**WORK TO DO**. Work out how many lines include "this" and answer with that number only.

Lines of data
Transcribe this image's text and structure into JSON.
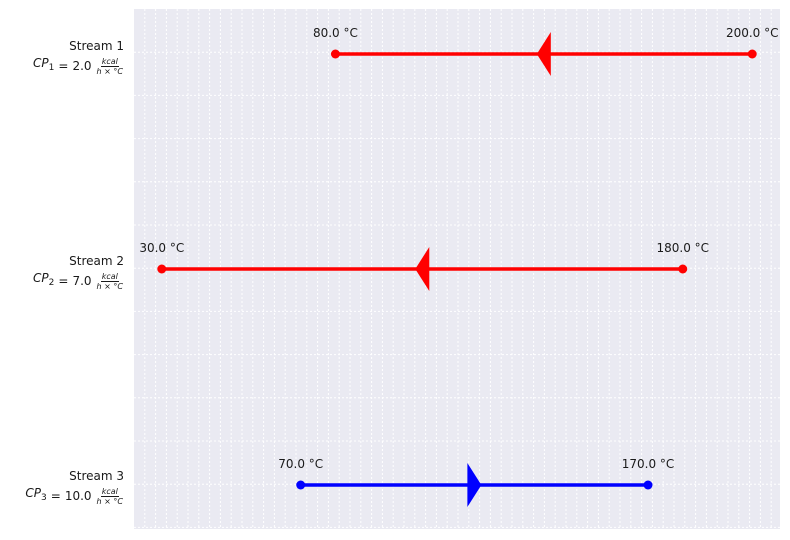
{
  "chart_data": {
    "type": "stream-diagram",
    "grid": true,
    "xlim": [
      22,
      208
    ],
    "streams": [
      {
        "name": "Stream 1",
        "cp_symbol": "CP",
        "cp_subscript": "1",
        "cp_value": "2.0",
        "cp_unit_num": "kcal",
        "cp_unit_den": "h × °C",
        "t_start": 200.0,
        "t_end": 80.0,
        "start_label": "200.0 °C",
        "end_label": "80.0 °C",
        "direction": "left",
        "color": "#ff0000"
      },
      {
        "name": "Stream 2",
        "cp_symbol": "CP",
        "cp_subscript": "2",
        "cp_value": "7.0",
        "cp_unit_num": "kcal",
        "cp_unit_den": "h × °C",
        "t_start": 180.0,
        "t_end": 30.0,
        "start_label": "180.0 °C",
        "end_label": "30.0 °C",
        "direction": "left",
        "color": "#ff0000"
      },
      {
        "name": "Stream 3",
        "cp_symbol": "CP",
        "cp_subscript": "3",
        "cp_value": "10.0",
        "cp_unit_num": "kcal",
        "cp_unit_den": "h × °C",
        "t_start": 70.0,
        "t_end": 170.0,
        "start_label": "70.0 °C",
        "end_label": "170.0 °C",
        "direction": "right",
        "color": "#0000ff"
      }
    ]
  }
}
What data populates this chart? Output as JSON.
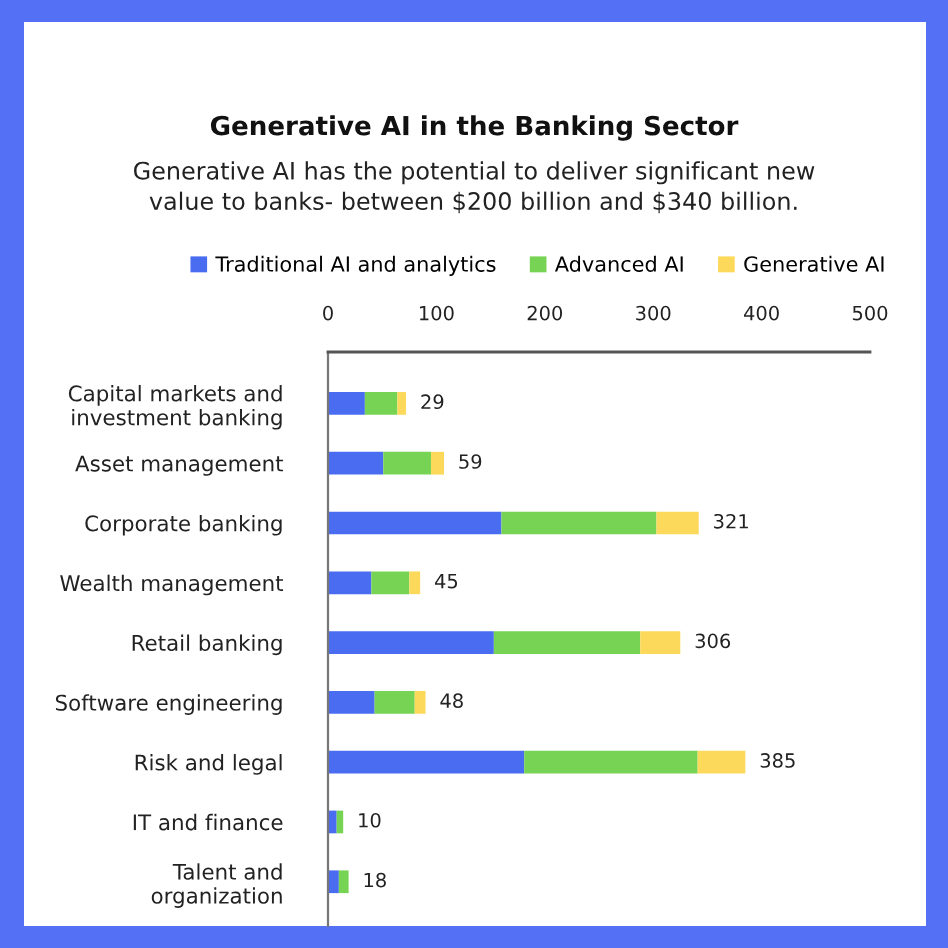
{
  "chart_data": {
    "type": "bar",
    "orientation": "horizontal",
    "stacked": true,
    "title": "Generative AI in the Banking Sector",
    "subtitle": "Generative AI has the potential to deliver significant new\nvalue to banks- between $200 billion and $340 billion.",
    "categories": [
      "Capital markets and\ninvestment banking",
      "Asset management",
      "Corporate banking",
      "Wealth management",
      "Retail banking",
      "Software engineering",
      "Risk and legal",
      "IT and finance",
      "Talent and\norganization"
    ],
    "series": [
      {
        "name": "Traditional AI and analytics",
        "color": "#4a6cf0",
        "values": [
          34,
          51,
          160,
          40,
          153,
          43,
          181,
          8,
          10
        ]
      },
      {
        "name": "Advanced AI",
        "color": "#77d353",
        "values": [
          30,
          44,
          143,
          35,
          135,
          37,
          160,
          6,
          9
        ]
      },
      {
        "name": "Generative AI",
        "color": "#fcd95a",
        "values": [
          8,
          12,
          39,
          10,
          37,
          10,
          44,
          null,
          null
        ]
      }
    ],
    "xlim": [
      0,
      500
    ],
    "xticks": [
      0,
      100,
      200,
      300,
      400,
      500
    ],
    "annotations": [
      {
        "text": "29",
        "x": 72,
        "y": "Capital markets and\ninvestment banking"
      },
      {
        "text": "59",
        "x": 107,
        "y": "Asset management"
      },
      {
        "text": "321",
        "x": 342,
        "y": "Corporate banking"
      },
      {
        "text": "45",
        "x": 85,
        "y": "Wealth management"
      },
      {
        "text": "306",
        "x": 325,
        "y": "Retail banking"
      },
      {
        "text": "48",
        "x": 90,
        "y": "Software engineering"
      },
      {
        "text": "385",
        "x": 385,
        "y": "Risk and legal"
      },
      {
        "text": "10",
        "x": 14,
        "y": "IT and finance"
      },
      {
        "text": "18",
        "x": 19,
        "y": "Talent and\norganization"
      }
    ],
    "legend": "top",
    "grid": false
  }
}
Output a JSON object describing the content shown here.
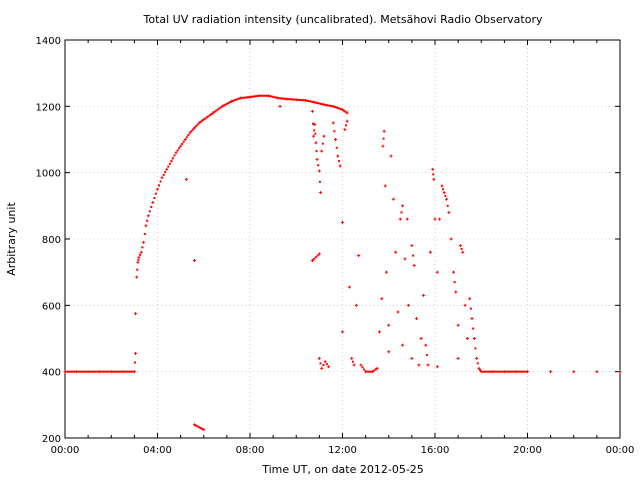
{
  "chart_data": {
    "type": "scatter",
    "title": "Total UV radiation intensity (uncalibrated). Metsähovi Radio Observatory",
    "xlabel": "Time UT, on date 2012-05-25",
    "ylabel": "Arbitrary unit",
    "xlim": [
      0,
      24
    ],
    "ylim": [
      200,
      1400
    ],
    "xticks": [
      0,
      4,
      8,
      12,
      16,
      20,
      24
    ],
    "xtick_labels": [
      "00:00",
      "04:00",
      "08:00",
      "12:00",
      "16:00",
      "20:00",
      "00:00"
    ],
    "yticks": [
      200,
      400,
      600,
      800,
      1000,
      1200,
      1400
    ],
    "ytick_labels": [
      "200",
      "400",
      "600",
      "800",
      "1000",
      "1200",
      "1400"
    ],
    "grid": true,
    "marker_color": "#ff0000",
    "series": [
      {
        "points": [
          [
            0.0,
            400
          ],
          [
            0.5,
            400
          ],
          [
            1.0,
            400
          ],
          [
            1.5,
            400
          ],
          [
            2.0,
            400
          ],
          [
            2.5,
            400
          ],
          [
            3.0,
            400
          ],
          [
            3.05,
            455
          ],
          [
            3.05,
            575
          ],
          [
            3.1,
            685
          ],
          [
            3.15,
            730
          ],
          [
            3.2,
            745
          ],
          [
            3.3,
            760
          ],
          [
            3.4,
            790
          ],
          [
            3.5,
            840
          ],
          [
            3.6,
            870
          ],
          [
            3.8,
            910
          ],
          [
            4.0,
            950
          ],
          [
            4.2,
            985
          ],
          [
            4.4,
            1010
          ],
          [
            4.6,
            1035
          ],
          [
            4.8,
            1060
          ],
          [
            5.0,
            1080
          ],
          [
            5.2,
            1100
          ],
          [
            5.4,
            1120
          ],
          [
            5.6,
            1135
          ],
          [
            5.8,
            1150
          ],
          [
            6.0,
            1160
          ],
          [
            6.4,
            1180
          ],
          [
            6.8,
            1200
          ],
          [
            7.2,
            1215
          ],
          [
            7.6,
            1225
          ],
          [
            8.0,
            1228
          ],
          [
            8.4,
            1232
          ],
          [
            8.8,
            1232
          ],
          [
            9.2,
            1225
          ],
          [
            9.6,
            1222
          ],
          [
            10.0,
            1220
          ],
          [
            10.4,
            1218
          ],
          [
            10.8,
            1212
          ],
          [
            11.2,
            1205
          ],
          [
            11.6,
            1200
          ],
          [
            12.0,
            1190
          ],
          [
            12.2,
            1180
          ],
          [
            5.25,
            980
          ],
          [
            5.6,
            735
          ],
          [
            5.6,
            240
          ],
          [
            6.0,
            225
          ],
          [
            9.3,
            1200
          ],
          [
            10.7,
            1185
          ],
          [
            10.75,
            1110
          ],
          [
            10.8,
            1145
          ],
          [
            10.85,
            1090
          ],
          [
            10.9,
            1040
          ],
          [
            11.0,
            1005
          ],
          [
            11.05,
            940
          ],
          [
            11.1,
            1065
          ],
          [
            11.2,
            1110
          ],
          [
            10.7,
            735
          ],
          [
            11.0,
            755
          ],
          [
            11.0,
            440
          ],
          [
            11.1,
            410
          ],
          [
            11.25,
            430
          ],
          [
            11.4,
            415
          ],
          [
            11.6,
            1150
          ],
          [
            11.7,
            1100
          ],
          [
            11.8,
            1050
          ],
          [
            11.9,
            1020
          ],
          [
            12.0,
            850
          ],
          [
            12.0,
            520
          ],
          [
            12.1,
            1130
          ],
          [
            12.2,
            1155
          ],
          [
            12.3,
            655
          ],
          [
            12.4,
            440
          ],
          [
            12.5,
            420
          ],
          [
            12.6,
            600
          ],
          [
            12.7,
            750
          ],
          [
            12.8,
            420
          ],
          [
            13.0,
            400
          ],
          [
            13.3,
            400
          ],
          [
            13.5,
            410
          ],
          [
            13.6,
            520
          ],
          [
            13.7,
            620
          ],
          [
            13.75,
            1080
          ],
          [
            13.8,
            1125
          ],
          [
            13.85,
            960
          ],
          [
            13.9,
            700
          ],
          [
            14.0,
            540
          ],
          [
            14.0,
            460
          ],
          [
            14.1,
            1050
          ],
          [
            14.2,
            920
          ],
          [
            14.3,
            760
          ],
          [
            14.4,
            580
          ],
          [
            14.5,
            860
          ],
          [
            14.6,
            900
          ],
          [
            14.6,
            480
          ],
          [
            14.7,
            740
          ],
          [
            14.8,
            860
          ],
          [
            14.85,
            600
          ],
          [
            15.0,
            440
          ],
          [
            15.0,
            780
          ],
          [
            15.1,
            720
          ],
          [
            15.2,
            560
          ],
          [
            15.3,
            420
          ],
          [
            15.4,
            500
          ],
          [
            15.5,
            630
          ],
          [
            15.6,
            480
          ],
          [
            15.7,
            420
          ],
          [
            15.8,
            760
          ],
          [
            15.9,
            1010
          ],
          [
            15.95,
            980
          ],
          [
            16.0,
            860
          ],
          [
            16.1,
            700
          ],
          [
            16.1,
            415
          ],
          [
            16.2,
            860
          ],
          [
            16.3,
            960
          ],
          [
            16.4,
            940
          ],
          [
            16.5,
            920
          ],
          [
            16.6,
            880
          ],
          [
            16.7,
            800
          ],
          [
            16.8,
            700
          ],
          [
            16.9,
            640
          ],
          [
            17.0,
            540
          ],
          [
            17.0,
            440
          ],
          [
            17.1,
            780
          ],
          [
            17.2,
            760
          ],
          [
            17.3,
            600
          ],
          [
            17.4,
            500
          ],
          [
            17.5,
            620
          ],
          [
            17.6,
            560
          ],
          [
            17.7,
            500
          ],
          [
            17.8,
            440
          ],
          [
            17.9,
            410
          ],
          [
            18.0,
            400
          ],
          [
            18.5,
            400
          ],
          [
            19.0,
            400
          ],
          [
            19.5,
            400
          ],
          [
            20.0,
            400
          ],
          [
            21.0,
            400
          ],
          [
            22.0,
            400
          ],
          [
            23.0,
            400
          ],
          [
            24.0,
            400
          ]
        ]
      }
    ]
  }
}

**CORRECT RESPONSE**. 2